**Exercise description**
Read the data and repeat it in full, exactly.

* * * * *

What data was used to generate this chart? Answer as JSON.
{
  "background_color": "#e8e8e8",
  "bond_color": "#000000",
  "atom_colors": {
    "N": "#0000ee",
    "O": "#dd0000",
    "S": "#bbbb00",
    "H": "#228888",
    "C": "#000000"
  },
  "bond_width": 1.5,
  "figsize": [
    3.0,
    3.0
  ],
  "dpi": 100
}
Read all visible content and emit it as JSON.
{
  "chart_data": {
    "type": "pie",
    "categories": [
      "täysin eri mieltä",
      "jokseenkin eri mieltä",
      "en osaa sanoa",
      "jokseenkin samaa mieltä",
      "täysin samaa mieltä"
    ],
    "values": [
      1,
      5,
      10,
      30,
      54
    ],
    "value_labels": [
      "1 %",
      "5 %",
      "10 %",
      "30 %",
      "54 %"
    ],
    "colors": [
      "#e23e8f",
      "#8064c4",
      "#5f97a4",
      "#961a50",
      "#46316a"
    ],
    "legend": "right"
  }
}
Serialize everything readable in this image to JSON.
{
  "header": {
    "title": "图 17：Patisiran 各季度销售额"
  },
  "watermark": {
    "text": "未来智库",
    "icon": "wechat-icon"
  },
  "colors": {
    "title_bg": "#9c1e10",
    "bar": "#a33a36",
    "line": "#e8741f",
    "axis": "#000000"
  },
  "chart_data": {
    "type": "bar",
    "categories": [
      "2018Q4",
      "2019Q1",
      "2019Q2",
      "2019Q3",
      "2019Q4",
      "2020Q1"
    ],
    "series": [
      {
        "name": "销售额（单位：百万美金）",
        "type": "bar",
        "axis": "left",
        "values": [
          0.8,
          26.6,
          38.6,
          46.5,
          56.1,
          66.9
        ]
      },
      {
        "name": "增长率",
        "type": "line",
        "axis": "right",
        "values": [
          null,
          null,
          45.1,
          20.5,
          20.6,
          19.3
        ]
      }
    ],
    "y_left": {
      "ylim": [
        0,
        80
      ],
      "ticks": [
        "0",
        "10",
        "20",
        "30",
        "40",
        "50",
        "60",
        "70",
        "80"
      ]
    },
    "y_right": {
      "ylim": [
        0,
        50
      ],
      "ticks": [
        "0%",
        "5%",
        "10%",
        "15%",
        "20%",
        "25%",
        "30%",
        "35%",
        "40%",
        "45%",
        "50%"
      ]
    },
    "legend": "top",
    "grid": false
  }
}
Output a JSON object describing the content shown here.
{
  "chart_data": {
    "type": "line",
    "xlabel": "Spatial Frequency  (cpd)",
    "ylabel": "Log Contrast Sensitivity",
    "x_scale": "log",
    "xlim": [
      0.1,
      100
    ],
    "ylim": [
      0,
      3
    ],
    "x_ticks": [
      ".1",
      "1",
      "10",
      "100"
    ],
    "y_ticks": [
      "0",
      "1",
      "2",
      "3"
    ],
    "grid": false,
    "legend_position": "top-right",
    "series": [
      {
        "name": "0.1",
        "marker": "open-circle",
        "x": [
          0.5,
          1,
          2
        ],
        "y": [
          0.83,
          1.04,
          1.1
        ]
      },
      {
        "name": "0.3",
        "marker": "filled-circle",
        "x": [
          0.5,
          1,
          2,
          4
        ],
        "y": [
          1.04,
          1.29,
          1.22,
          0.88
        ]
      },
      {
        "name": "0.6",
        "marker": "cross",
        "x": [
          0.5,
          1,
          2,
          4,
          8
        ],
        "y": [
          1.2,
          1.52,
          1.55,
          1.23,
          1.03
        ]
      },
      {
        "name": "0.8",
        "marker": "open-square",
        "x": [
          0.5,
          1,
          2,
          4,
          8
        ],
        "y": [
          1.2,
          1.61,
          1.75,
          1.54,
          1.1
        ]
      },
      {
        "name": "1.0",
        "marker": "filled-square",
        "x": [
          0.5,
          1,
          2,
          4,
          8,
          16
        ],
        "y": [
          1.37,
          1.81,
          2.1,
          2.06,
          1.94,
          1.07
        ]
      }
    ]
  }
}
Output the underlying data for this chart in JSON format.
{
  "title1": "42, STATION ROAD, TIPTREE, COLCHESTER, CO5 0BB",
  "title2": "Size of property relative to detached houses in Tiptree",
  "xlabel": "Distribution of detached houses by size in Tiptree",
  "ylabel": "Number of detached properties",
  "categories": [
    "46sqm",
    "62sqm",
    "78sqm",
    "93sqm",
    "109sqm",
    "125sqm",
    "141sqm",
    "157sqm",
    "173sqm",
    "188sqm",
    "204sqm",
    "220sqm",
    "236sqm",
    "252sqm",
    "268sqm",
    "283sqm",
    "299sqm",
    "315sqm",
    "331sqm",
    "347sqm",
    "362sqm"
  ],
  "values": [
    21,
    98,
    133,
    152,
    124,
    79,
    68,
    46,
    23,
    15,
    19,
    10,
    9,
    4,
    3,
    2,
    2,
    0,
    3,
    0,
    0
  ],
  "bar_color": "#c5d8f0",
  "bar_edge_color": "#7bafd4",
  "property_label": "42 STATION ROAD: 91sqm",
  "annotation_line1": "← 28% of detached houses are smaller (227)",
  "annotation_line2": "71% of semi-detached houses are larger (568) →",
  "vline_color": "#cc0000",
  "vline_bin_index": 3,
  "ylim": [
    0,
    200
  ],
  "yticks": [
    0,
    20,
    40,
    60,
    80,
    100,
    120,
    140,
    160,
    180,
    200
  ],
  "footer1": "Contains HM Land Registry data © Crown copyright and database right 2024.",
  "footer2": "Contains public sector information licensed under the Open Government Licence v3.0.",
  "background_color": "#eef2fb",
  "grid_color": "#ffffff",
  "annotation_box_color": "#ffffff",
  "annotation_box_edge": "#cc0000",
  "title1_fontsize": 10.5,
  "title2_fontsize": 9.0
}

* * * * *

**Written answer**
What data was used to generate this chart? Answer as JSON.
{
  "background_color": "#e8e8e8",
  "bond_color": "#000000",
  "atom_colors": {
    "N": "#0000ee",
    "O": "#dd0000",
    "S": "#bbbb00",
    "H": "#228888",
    "C": "#000000"
  },
  "bond_width": 1.5,
  "figsize": [
    3.0,
    3.0
  ],
  "dpi": 100
}
Read all visible content and emit it as JSON.
{
  "chart_data": {
    "type": "pie",
    "categories": [
      "täysin eri mieltä",
      "jokseenkin eri mieltä",
      "en osaa sanoa",
      "jokseenkin samaa mieltä",
      "täysin samaa mieltä"
    ],
    "values": [
      1,
      5,
      10,
      30,
      54
    ],
    "value_labels": [
      "1 %",
      "5 %",
      "10 %",
      "30 %",
      "54 %"
    ],
    "colors": [
      "#e23e8f",
      "#8064c4",
      "#5f97a4",
      "#961a50",
      "#46316a"
    ],
    "legend": "right"
  }
}
Serialize everything readable in this image to JSON.
{
  "header": {
    "title": "图 17：Patisiran 各季度销售额"
  },
  "watermark": {
    "text": "未来智库",
    "icon": "wechat-icon"
  },
  "colors": {
    "title_bg": "#9c1e10",
    "bar": "#a33a36",
    "line": "#e8741f",
    "axis": "#000000"
  },
  "chart_data": {
    "type": "bar",
    "categories": [
      "2018Q4",
      "2019Q1",
      "2019Q2",
      "2019Q3",
      "2019Q4",
      "2020Q1"
    ],
    "series": [
      {
        "name": "销售额（单位：百万美金）",
        "type": "bar",
        "axis": "left",
        "values": [
          0.8,
          26.6,
          38.6,
          46.5,
          56.1,
          66.9
        ]
      },
      {
        "name": "增长率",
        "type": "line",
        "axis": "right",
        "values": [
          null,
          null,
          45.1,
          20.5,
          20.6,
          19.3
        ]
      }
    ],
    "y_left": {
      "ylim": [
        0,
        80
      ],
      "ticks": [
        "0",
        "10",
        "20",
        "30",
        "40",
        "50",
        "60",
        "70",
        "80"
      ]
    },
    "y_right": {
      "ylim": [
        0,
        50
      ],
      "ticks": [
        "0%",
        "5%",
        "10%",
        "15%",
        "20%",
        "25%",
        "30%",
        "35%",
        "40%",
        "45%",
        "50%"
      ]
    },
    "legend": "top",
    "grid": false
  }
}
Output a JSON object describing the content shown here.
{
  "chart_data": {
    "type": "line",
    "xlabel": "Spatial Frequency  (cpd)",
    "ylabel": "Log Contrast Sensitivity",
    "x_scale": "log",
    "xlim": [
      0.1,
      100
    ],
    "ylim": [
      0,
      3
    ],
    "x_ticks": [
      ".1",
      "1",
      "10",
      "100"
    ],
    "y_ticks": [
      "0",
      "1",
      "2",
      "3"
    ],
    "grid": false,
    "legend_position": "top-right",
    "series": [
      {
        "name": "0.1",
        "marker": "open-circle",
        "x": [
          0.5,
          1,
          2
        ],
        "y": [
          0.83,
          1.04,
          1.1
        ]
      },
      {
        "name": "0.3",
        "marker": "filled-circle",
        "x": [
          0.5,
          1,
          2,
          4
        ],
        "y": [
          1.04,
          1.29,
          1.22,
          0.88
        ]
      },
      {
        "name": "0.6",
        "marker": "cross",
        "x": [
          0.5,
          1,
          2,
          4,
          8
        ],
        "y": [
          1.2,
          1.52,
          1.55,
          1.23,
          1.03
        ]
      },
      {
        "name": "0.8",
        "marker": "open-square",
        "x": [
          0.5,
          1,
          2,
          4,
          8
        ],
        "y": [
          1.2,
          1.61,
          1.75,
          1.54,
          1.1
        ]
      },
      {
        "name": "1.0",
        "marker": "filled-square",
        "x": [
          0.5,
          1,
          2,
          4,
          8,
          16
        ],
        "y": [
          1.37,
          1.81,
          2.1,
          2.06,
          1.94,
          1.07
        ]
      }
    ]
  }
}
Output the underlying data for this chart in JSON format.
{
  "title1": "42, STATION ROAD, TIPTREE, COLCHESTER, CO5 0BB",
  "title2": "Size of property relative to detached houses in Tiptree",
  "xlabel": "Distribution of detached houses by size in Tiptree",
  "ylabel": "Number of detached properties",
  "categories": [
    "46sqm",
    "62sqm",
    "78sqm",
    "93sqm",
    "109sqm",
    "125sqm",
    "141sqm",
    "157sqm",
    "173sqm",
    "188sqm",
    "204sqm",
    "220sqm",
    "236sqm",
    "252sqm",
    "268sqm",
    "283sqm",
    "299sqm",
    "315sqm",
    "331sqm",
    "347sqm",
    "362sqm"
  ],
  "values": [
    21,
    98,
    133,
    152,
    124,
    79,
    68,
    46,
    23,
    15,
    19,
    10,
    9,
    4,
    3,
    2,
    2,
    0,
    3,
    0,
    0
  ],
  "bar_color": "#c5d8f0",
  "bar_edge_color": "#7bafd4",
  "property_label": "42 STATION ROAD: 91sqm",
  "annotation_line1": "← 28% of detached houses are smaller (227)",
  "annotation_line2": "71% of semi-detached houses are larger (568) →",
  "vline_color": "#cc0000",
  "vline_bin_index": 3,
  "ylim": [
    0,
    200
  ],
  "yticks": [
    0,
    20,
    40,
    60,
    80,
    100,
    120,
    140,
    160,
    180,
    200
  ],
  "footer1": "Contains HM Land Registry data © Crown copyright and database right 2024.",
  "footer2": "Contains public sector information licensed under the Open Government Licence v3.0.",
  "background_color": "#eef2fb",
  "grid_color": "#ffffff",
  "annotation_box_color": "#ffffff",
  "annotation_box_edge": "#cc0000",
  "title1_fontsize": 10.5,
  "title2_fontsize": 9.0
}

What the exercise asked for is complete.